*What you are asked to do*. Look through the material below. Copy each line that contains the string "Sensitivity".

*Records shown*.
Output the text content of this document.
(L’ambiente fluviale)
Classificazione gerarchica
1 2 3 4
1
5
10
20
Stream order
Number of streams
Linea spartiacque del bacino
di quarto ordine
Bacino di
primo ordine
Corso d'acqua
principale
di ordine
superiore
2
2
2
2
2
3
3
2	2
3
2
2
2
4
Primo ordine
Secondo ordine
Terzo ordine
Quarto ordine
--
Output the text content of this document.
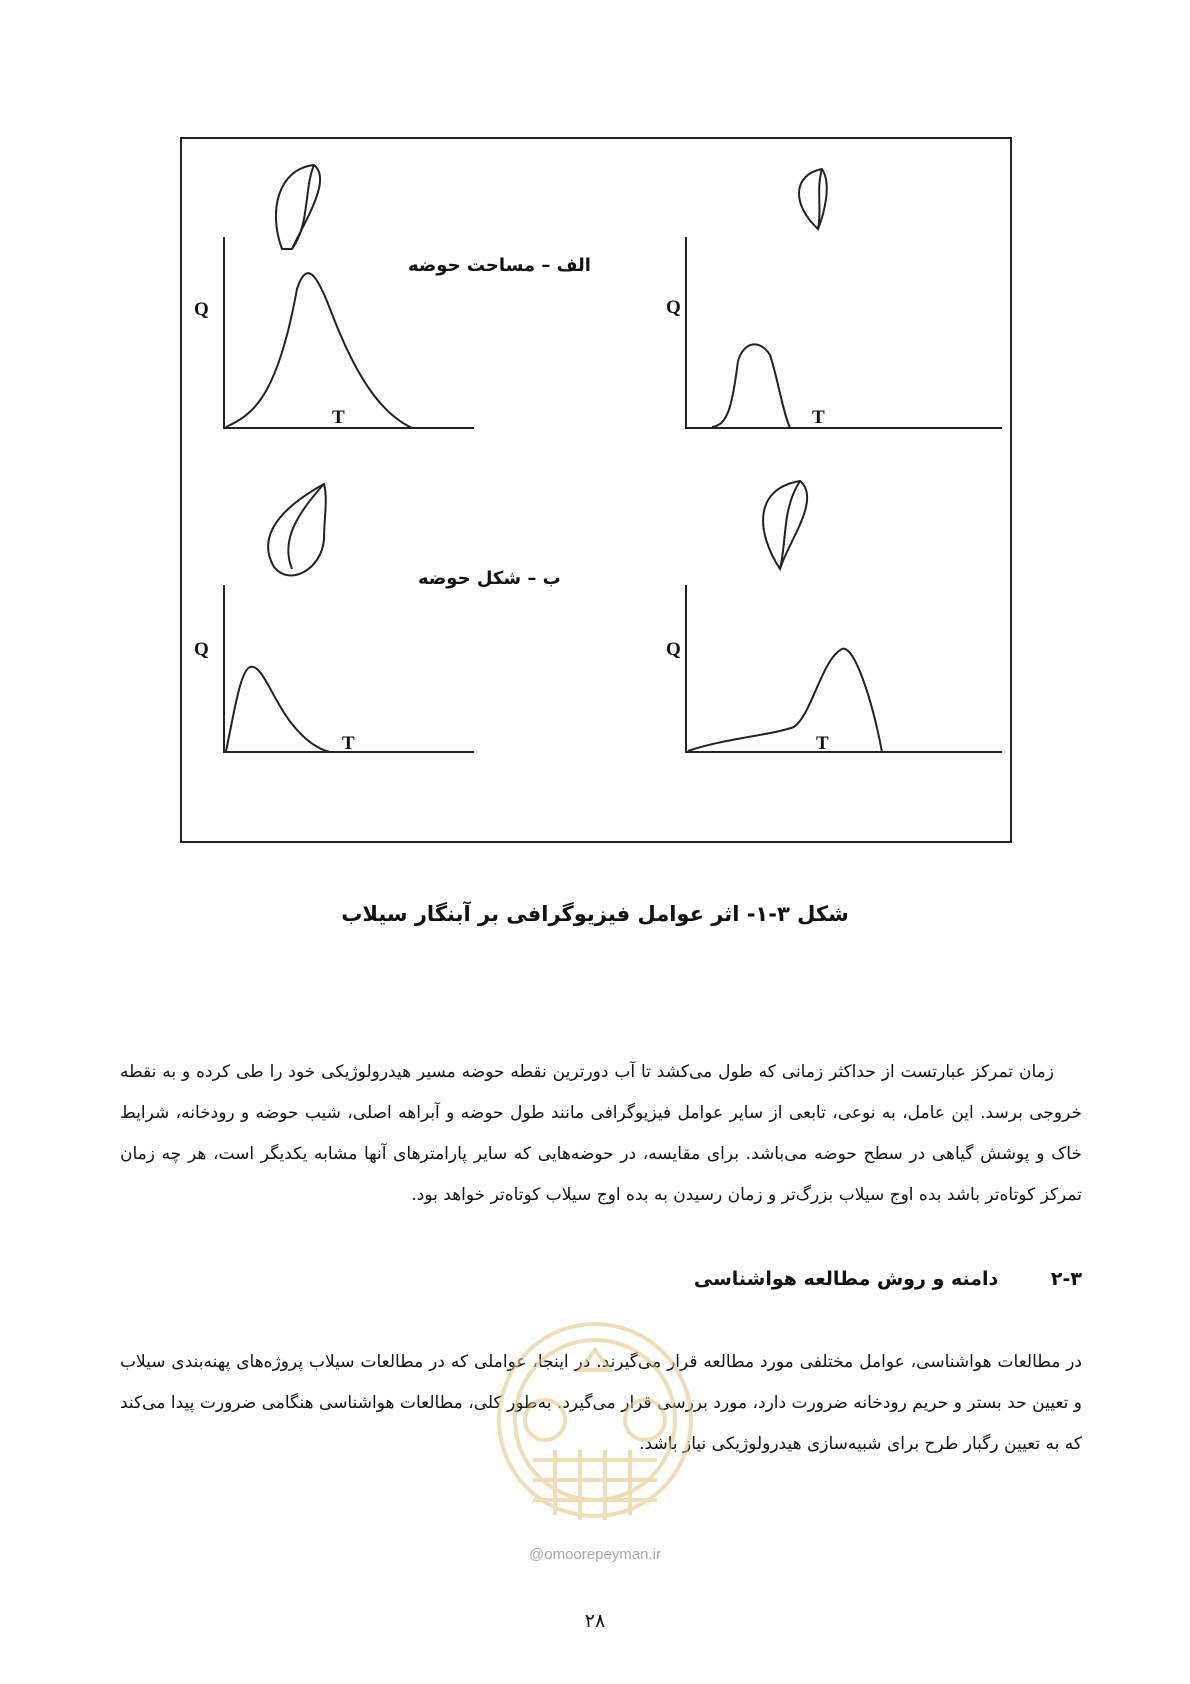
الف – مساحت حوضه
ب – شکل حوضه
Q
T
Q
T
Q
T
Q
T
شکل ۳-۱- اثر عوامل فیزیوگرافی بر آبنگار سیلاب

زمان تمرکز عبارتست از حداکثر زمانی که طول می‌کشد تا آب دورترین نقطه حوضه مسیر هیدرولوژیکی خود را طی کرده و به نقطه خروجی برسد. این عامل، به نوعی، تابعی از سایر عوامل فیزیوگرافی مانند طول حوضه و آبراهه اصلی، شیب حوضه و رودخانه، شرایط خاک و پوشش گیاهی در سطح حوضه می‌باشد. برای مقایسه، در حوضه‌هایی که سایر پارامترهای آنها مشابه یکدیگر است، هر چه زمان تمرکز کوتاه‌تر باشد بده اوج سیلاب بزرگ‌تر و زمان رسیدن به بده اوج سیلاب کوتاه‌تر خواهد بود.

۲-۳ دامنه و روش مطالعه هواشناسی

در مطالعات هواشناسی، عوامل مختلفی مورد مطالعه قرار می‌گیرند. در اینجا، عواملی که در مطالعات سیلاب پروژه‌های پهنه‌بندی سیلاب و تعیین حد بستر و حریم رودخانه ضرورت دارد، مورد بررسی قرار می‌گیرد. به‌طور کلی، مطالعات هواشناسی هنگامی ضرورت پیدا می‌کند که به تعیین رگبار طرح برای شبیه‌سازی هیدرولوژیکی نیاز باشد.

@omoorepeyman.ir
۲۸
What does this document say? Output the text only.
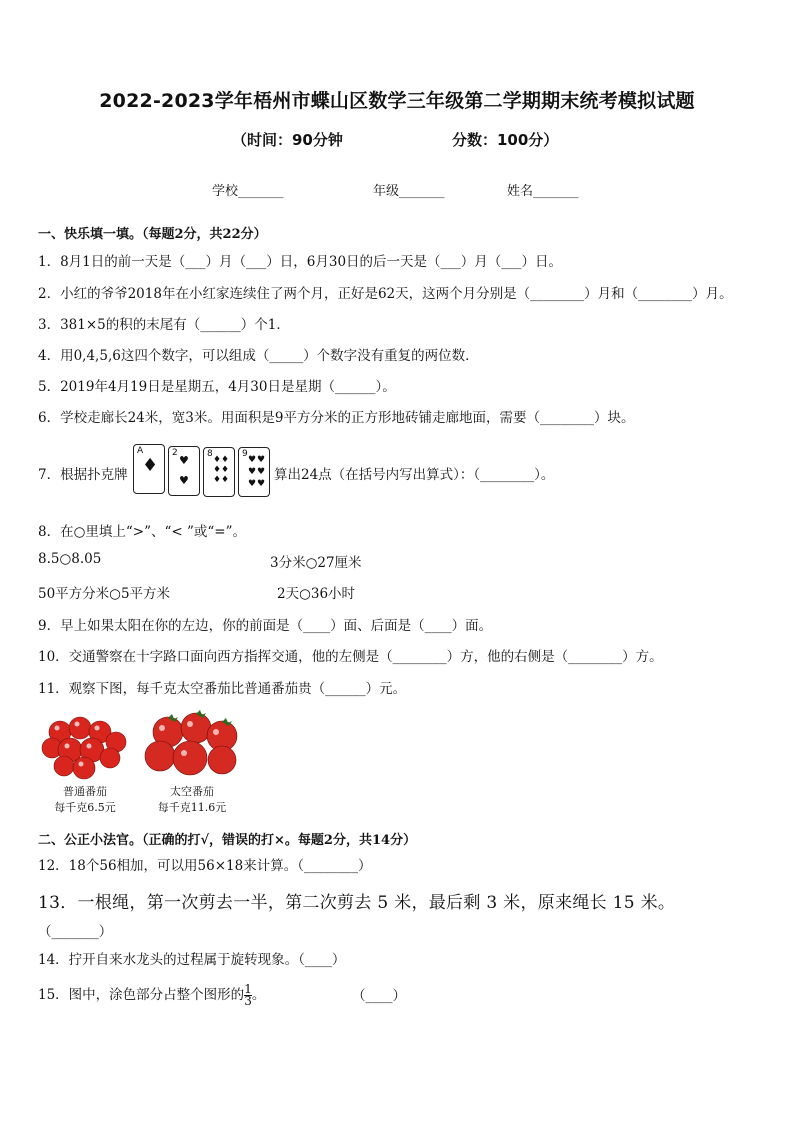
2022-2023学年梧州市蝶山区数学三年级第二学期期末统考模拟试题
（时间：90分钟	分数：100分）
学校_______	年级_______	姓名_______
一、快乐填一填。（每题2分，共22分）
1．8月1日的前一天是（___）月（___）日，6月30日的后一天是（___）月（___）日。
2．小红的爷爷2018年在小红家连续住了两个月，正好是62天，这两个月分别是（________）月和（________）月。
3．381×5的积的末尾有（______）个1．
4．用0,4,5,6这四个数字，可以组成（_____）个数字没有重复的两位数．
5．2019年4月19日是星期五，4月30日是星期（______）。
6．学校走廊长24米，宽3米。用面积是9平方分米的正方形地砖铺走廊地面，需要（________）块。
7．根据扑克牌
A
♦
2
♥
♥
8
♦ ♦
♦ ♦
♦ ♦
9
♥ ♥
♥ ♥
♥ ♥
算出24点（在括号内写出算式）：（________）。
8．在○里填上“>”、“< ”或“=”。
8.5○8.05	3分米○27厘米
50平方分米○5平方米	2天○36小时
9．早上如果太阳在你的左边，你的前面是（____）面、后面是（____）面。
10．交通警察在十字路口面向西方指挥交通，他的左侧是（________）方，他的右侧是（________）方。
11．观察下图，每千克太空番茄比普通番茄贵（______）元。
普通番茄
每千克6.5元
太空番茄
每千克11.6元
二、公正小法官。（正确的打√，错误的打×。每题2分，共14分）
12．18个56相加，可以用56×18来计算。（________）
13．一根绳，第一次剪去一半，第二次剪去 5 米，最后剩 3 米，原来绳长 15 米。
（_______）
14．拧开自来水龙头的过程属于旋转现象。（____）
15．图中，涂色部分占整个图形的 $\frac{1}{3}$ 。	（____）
---
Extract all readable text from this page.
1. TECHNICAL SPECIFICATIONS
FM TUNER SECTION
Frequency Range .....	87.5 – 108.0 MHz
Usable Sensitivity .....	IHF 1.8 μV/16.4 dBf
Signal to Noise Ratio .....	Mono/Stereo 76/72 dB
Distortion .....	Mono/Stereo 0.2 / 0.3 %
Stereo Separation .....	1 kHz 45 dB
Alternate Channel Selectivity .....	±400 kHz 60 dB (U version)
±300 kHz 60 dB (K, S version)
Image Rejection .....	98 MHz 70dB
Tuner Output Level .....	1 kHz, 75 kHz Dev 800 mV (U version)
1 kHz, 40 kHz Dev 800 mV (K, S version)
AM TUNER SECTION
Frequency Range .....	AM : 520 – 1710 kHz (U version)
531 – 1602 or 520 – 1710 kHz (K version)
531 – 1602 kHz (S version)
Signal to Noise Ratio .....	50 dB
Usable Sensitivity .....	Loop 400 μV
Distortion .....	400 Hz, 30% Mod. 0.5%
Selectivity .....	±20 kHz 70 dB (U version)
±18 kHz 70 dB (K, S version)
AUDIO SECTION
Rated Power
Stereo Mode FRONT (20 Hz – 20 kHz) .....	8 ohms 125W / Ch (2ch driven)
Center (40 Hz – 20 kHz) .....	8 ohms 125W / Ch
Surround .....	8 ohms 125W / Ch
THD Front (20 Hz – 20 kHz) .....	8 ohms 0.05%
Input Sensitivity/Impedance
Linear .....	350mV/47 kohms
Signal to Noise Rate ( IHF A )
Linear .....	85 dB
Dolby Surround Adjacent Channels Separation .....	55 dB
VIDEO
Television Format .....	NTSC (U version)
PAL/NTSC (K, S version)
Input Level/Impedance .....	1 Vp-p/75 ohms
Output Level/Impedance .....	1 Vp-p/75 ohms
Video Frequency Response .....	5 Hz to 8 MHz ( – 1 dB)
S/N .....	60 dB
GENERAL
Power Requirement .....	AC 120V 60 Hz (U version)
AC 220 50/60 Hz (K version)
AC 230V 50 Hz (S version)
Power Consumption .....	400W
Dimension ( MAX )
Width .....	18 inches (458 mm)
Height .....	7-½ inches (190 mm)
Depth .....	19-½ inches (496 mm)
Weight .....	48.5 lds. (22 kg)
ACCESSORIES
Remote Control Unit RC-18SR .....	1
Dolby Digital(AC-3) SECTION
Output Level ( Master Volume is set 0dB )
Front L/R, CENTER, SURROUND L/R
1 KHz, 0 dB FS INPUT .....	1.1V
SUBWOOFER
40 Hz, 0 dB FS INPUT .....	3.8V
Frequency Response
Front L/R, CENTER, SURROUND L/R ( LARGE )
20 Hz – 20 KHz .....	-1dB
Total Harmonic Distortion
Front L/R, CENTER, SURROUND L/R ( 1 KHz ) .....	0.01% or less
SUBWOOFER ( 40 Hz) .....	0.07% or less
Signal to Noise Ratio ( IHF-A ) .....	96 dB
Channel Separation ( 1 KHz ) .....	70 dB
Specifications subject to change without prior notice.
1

*Output*.
Usable Sensitivity .....	IHF 1.8 μV/16.4 dBf
Usable Sensitivity .....	Loop 400 μV
Input Sensitivity/Impedance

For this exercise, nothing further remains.